Required work
Identify and copy all lines of the material where the string "Vorrat" is found.

Supplied material
☆ ☆ ☆

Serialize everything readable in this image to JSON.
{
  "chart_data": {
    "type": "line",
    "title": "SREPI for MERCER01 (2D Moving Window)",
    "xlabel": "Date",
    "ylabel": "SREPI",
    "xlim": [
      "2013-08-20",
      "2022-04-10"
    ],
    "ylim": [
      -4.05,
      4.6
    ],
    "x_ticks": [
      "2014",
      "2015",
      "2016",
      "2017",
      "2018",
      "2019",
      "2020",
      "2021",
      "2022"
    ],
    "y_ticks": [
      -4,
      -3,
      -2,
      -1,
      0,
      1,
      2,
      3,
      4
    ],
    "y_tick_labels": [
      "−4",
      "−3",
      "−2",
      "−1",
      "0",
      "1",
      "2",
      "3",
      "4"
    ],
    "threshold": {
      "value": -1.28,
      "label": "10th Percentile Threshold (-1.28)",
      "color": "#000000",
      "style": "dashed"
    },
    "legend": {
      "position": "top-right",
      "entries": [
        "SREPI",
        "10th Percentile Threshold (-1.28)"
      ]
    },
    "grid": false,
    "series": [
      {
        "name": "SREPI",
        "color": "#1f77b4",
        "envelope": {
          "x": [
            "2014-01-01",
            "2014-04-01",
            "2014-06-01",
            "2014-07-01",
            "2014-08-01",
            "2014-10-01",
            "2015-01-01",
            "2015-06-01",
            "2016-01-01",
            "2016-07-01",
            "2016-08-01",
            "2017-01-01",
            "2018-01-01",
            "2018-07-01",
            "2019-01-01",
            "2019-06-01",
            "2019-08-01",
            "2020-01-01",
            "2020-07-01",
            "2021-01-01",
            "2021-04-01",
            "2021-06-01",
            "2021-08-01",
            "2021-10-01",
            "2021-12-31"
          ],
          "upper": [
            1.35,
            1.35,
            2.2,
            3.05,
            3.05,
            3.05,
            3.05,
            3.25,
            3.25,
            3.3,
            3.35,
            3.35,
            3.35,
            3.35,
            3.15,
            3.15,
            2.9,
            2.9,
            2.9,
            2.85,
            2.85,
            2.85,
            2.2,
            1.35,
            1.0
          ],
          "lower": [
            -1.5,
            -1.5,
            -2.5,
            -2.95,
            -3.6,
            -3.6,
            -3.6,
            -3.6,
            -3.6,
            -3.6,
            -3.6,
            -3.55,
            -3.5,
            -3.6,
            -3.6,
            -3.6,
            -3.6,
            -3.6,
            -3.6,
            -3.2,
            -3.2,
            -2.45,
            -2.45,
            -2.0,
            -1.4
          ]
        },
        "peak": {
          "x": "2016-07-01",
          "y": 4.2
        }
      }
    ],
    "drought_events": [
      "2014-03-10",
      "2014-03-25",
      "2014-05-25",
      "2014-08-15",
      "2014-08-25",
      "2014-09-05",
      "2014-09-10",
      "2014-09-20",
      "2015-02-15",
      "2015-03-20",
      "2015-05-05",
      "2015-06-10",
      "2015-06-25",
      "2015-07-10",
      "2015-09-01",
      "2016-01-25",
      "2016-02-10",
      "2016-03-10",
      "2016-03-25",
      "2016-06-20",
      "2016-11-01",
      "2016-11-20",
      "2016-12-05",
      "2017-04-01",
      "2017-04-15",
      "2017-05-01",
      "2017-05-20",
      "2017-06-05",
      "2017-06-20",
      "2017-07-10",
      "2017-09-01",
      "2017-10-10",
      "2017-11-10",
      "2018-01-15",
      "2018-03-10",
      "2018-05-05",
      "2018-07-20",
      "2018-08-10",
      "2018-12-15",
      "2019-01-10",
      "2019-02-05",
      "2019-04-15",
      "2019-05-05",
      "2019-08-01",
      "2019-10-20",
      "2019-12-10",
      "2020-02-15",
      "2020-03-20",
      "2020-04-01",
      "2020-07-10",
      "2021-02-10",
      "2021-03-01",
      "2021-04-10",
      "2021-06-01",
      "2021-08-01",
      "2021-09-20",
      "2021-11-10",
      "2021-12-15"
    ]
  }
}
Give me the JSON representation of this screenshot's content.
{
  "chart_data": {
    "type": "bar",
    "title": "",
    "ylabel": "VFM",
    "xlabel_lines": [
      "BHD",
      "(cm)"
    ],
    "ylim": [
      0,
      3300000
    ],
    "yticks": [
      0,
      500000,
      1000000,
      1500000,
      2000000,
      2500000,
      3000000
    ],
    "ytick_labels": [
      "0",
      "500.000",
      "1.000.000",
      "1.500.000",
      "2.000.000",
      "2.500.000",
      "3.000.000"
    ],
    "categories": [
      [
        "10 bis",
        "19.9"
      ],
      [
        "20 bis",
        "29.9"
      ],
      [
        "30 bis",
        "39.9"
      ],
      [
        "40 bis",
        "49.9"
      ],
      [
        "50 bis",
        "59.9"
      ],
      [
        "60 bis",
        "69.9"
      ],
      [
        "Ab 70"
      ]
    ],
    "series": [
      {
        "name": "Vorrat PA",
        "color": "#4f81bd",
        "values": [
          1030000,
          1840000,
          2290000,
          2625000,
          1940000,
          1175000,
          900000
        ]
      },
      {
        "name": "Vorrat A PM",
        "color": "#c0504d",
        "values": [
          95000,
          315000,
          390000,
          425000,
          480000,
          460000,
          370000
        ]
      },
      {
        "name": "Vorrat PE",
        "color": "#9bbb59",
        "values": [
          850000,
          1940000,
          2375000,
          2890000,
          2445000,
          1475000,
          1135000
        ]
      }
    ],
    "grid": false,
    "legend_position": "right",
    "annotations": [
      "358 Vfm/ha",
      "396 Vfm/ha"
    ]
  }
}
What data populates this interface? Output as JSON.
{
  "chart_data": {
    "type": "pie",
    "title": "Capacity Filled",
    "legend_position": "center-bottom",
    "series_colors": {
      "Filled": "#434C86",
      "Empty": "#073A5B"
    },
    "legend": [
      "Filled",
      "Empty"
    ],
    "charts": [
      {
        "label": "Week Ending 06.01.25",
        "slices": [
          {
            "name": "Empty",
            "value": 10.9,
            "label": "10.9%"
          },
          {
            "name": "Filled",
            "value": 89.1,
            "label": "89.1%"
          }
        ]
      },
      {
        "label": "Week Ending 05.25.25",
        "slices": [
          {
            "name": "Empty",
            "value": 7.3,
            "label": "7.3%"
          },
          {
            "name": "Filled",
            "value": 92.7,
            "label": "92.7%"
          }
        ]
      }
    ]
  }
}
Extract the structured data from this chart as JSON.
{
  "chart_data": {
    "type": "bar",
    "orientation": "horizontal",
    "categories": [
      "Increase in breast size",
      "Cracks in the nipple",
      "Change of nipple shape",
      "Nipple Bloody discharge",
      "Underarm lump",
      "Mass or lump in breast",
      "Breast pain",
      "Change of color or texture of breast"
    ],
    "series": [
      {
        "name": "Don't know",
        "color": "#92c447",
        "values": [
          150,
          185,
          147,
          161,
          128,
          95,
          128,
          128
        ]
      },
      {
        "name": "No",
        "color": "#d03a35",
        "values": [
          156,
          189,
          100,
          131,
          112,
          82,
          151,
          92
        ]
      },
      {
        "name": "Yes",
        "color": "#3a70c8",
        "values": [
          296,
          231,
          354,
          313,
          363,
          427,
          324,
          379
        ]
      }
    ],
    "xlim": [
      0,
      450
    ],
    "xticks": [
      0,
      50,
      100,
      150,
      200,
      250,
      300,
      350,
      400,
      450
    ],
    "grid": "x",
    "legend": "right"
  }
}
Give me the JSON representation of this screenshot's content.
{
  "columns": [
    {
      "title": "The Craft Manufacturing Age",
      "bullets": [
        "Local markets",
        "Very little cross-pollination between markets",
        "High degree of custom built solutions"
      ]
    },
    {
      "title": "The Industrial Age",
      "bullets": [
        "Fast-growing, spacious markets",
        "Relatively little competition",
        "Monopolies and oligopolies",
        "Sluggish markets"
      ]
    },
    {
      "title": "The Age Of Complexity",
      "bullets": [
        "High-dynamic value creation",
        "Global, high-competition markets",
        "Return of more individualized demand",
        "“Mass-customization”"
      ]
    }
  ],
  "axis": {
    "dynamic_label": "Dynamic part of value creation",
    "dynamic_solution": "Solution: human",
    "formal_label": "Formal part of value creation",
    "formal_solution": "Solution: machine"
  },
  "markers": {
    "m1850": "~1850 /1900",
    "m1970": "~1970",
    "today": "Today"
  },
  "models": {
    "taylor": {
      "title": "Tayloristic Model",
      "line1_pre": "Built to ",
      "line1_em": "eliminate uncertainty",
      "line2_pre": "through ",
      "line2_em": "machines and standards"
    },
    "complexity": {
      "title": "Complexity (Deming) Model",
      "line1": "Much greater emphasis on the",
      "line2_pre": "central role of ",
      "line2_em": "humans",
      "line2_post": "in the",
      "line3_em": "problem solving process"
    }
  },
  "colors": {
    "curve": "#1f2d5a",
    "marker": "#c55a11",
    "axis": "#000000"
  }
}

☆ ☆ ☆

Complete output
        "name": "Vorrat PA",
        "name": "Vorrat A PM",
        "name": "Vorrat PE",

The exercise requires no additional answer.